*LISTED RECORDS:*
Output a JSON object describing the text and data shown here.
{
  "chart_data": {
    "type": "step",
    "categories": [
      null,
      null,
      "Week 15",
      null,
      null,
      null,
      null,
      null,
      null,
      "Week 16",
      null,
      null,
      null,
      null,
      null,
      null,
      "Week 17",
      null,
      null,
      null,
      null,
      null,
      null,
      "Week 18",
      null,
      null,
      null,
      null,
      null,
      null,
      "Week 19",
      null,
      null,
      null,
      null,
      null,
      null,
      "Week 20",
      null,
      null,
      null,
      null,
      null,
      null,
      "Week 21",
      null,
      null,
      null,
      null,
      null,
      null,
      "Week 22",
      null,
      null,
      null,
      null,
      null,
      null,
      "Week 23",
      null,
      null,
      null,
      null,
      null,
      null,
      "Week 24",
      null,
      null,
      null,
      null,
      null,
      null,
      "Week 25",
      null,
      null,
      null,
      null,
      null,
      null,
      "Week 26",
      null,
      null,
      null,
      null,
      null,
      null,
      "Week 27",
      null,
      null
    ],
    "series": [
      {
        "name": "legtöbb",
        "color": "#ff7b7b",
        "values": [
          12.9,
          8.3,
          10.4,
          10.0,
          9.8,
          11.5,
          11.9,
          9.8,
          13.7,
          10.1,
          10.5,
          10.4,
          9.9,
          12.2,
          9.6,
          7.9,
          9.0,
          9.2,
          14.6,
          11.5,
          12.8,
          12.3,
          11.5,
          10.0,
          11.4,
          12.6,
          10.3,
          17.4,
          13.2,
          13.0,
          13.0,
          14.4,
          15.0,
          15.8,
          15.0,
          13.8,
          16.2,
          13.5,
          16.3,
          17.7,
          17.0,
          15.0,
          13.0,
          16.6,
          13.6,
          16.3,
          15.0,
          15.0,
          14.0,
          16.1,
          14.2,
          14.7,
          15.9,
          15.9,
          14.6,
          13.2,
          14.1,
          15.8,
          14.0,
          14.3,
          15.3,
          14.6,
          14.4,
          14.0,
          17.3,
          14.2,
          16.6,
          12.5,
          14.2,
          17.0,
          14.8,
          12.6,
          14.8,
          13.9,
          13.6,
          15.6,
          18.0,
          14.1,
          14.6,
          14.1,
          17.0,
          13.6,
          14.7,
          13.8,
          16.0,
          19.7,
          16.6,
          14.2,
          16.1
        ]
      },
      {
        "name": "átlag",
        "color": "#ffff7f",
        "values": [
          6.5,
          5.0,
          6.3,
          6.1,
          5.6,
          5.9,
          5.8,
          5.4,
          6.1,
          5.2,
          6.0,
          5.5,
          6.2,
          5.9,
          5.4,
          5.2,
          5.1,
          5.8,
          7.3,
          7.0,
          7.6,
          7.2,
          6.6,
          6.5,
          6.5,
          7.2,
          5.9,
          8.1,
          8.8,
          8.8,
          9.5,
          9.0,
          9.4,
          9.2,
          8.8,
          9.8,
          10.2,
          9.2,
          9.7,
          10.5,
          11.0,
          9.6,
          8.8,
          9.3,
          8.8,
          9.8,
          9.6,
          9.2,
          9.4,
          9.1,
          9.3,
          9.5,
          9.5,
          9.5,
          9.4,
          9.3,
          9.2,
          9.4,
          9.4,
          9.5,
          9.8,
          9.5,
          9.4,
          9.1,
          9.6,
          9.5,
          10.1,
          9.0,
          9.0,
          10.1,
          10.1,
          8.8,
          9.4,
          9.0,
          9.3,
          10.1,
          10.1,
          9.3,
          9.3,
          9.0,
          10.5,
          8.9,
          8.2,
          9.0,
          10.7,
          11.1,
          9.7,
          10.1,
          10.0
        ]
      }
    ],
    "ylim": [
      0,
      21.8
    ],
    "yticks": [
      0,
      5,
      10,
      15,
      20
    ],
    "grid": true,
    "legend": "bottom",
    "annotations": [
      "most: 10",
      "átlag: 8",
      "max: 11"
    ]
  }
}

*WHAT THIS TASK INVOLVES:*
Output all of the data above without any alteration.

*REPLY TO THE TASK:*
Output a JSON object describing the text and data shown here.
{
  "chart_data": {
    "type": "step",
    "categories": [
      null,
      null,
      "Week 15",
      null,
      null,
      null,
      null,
      null,
      null,
      "Week 16",
      null,
      null,
      null,
      null,
      null,
      null,
      "Week 17",
      null,
      null,
      null,
      null,
      null,
      null,
      "Week 18",
      null,
      null,
      null,
      null,
      null,
      null,
      "Week 19",
      null,
      null,
      null,
      null,
      null,
      null,
      "Week 20",
      null,
      null,
      null,
      null,
      null,
      null,
      "Week 21",
      null,
      null,
      null,
      null,
      null,
      null,
      "Week 22",
      null,
      null,
      null,
      null,
      null,
      null,
      "Week 23",
      null,
      null,
      null,
      null,
      null,
      null,
      "Week 24",
      null,
      null,
      null,
      null,
      null,
      null,
      "Week 25",
      null,
      null,
      null,
      null,
      null,
      null,
      "Week 26",
      null,
      null,
      null,
      null,
      null,
      null,
      "Week 27",
      null,
      null
    ],
    "series": [
      {
        "name": "legtöbb",
        "color": "#ff7b7b",
        "values": [
          12.9,
          8.3,
          10.4,
          10.0,
          9.8,
          11.5,
          11.9,
          9.8,
          13.7,
          10.1,
          10.5,
          10.4,
          9.9,
          12.2,
          9.6,
          7.9,
          9.0,
          9.2,
          14.6,
          11.5,
          12.8,
          12.3,
          11.5,
          10.0,
          11.4,
          12.6,
          10.3,
          17.4,
          13.2,
          13.0,
          13.0,
          14.4,
          15.0,
          15.8,
          15.0,
          13.8,
          16.2,
          13.5,
          16.3,
          17.7,
          17.0,
          15.0,
          13.0,
          16.6,
          13.6,
          16.3,
          15.0,
          15.0,
          14.0,
          16.1,
          14.2,
          14.7,
          15.9,
          15.9,
          14.6,
          13.2,
          14.1,
          15.8,
          14.0,
          14.3,
          15.3,
          14.6,
          14.4,
          14.0,
          17.3,
          14.2,
          16.6,
          12.5,
          14.2,
          17.0,
          14.8,
          12.6,
          14.8,
          13.9,
          13.6,
          15.6,
          18.0,
          14.1,
          14.6,
          14.1,
          17.0,
          13.6,
          14.7,
          13.8,
          16.0,
          19.7,
          16.6,
          14.2,
          16.1
        ]
      },
      {
        "name": "átlag",
        "color": "#ffff7f",
        "values": [
          6.5,
          5.0,
          6.3,
          6.1,
          5.6,
          5.9,
          5.8,
          5.4,
          6.1,
          5.2,
          6.0,
          5.5,
          6.2,
          5.9,
          5.4,
          5.2,
          5.1,
          5.8,
          7.3,
          7.0,
          7.6,
          7.2,
          6.6,
          6.5,
          6.5,
          7.2,
          5.9,
          8.1,
          8.8,
          8.8,
          9.5,
          9.0,
          9.4,
          9.2,
          8.8,
          9.8,
          10.2,
          9.2,
          9.7,
          10.5,
          11.0,
          9.6,
          8.8,
          9.3,
          8.8,
          9.8,
          9.6,
          9.2,
          9.4,
          9.1,
          9.3,
          9.5,
          9.5,
          9.5,
          9.4,
          9.3,
          9.2,
          9.4,
          9.4,
          9.5,
          9.8,
          9.5,
          9.4,
          9.1,
          9.6,
          9.5,
          10.1,
          9.0,
          9.0,
          10.1,
          10.1,
          8.8,
          9.4,
          9.0,
          9.3,
          10.1,
          10.1,
          9.3,
          9.3,
          9.0,
          10.5,
          8.9,
          8.2,
          9.0,
          10.7,
          11.1,
          9.7,
          10.1,
          10.0
        ]
      }
    ],
    "ylim": [
      0,
      21.8
    ],
    "yticks": [
      0,
      5,
      10,
      15,
      20
    ],
    "grid": true,
    "legend": "bottom",
    "annotations": [
      "most: 10",
      "átlag: 8",
      "max: 11"
    ]
  }
}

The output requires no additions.